(Part of a data file)
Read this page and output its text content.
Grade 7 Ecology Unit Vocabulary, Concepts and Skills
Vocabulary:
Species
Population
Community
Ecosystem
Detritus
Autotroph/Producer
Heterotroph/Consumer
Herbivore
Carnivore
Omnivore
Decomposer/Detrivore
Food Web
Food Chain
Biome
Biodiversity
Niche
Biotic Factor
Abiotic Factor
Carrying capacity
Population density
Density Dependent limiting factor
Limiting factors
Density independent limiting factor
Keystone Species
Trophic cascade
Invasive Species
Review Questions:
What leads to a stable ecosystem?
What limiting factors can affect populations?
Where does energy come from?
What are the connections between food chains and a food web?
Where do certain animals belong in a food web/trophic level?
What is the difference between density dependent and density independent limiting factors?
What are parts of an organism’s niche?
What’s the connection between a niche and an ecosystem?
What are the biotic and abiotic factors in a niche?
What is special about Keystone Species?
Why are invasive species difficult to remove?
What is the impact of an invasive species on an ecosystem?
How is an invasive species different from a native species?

To be done: Quote all of the entries verbatim.

Reply to the exercise:
Read this page and output its text content.
Grade 7 Ecology Unit Vocabulary, Concepts and Skills
Vocabulary:
Species
Population
Community
Ecosystem
Detritus
Autotroph/Producer
Heterotroph/Consumer
Herbivore
Carnivore
Omnivore
Decomposer/Detrivore
Food Web
Food Chain
Biome
Biodiversity
Niche
Biotic Factor
Abiotic Factor
Carrying capacity
Population density
Density Dependent limiting factor
Limiting factors
Density independent limiting factor
Keystone Species
Trophic cascade
Invasive Species
Review Questions:
What leads to a stable ecosystem?
What limiting factors can affect populations?
Where does energy come from?
What are the connections between food chains and a food web?
Where do certain animals belong in a food web/trophic level?
What is the difference between density dependent and density independent limiting factors?
What are parts of an organism’s niche?
What’s the connection between a niche and an ecosystem?
What are the biotic and abiotic factors in a niche?
What is special about Keystone Species?
Why are invasive species difficult to remove?
What is the impact of an invasive species on an ecosystem?
How is an invasive species different from a native species?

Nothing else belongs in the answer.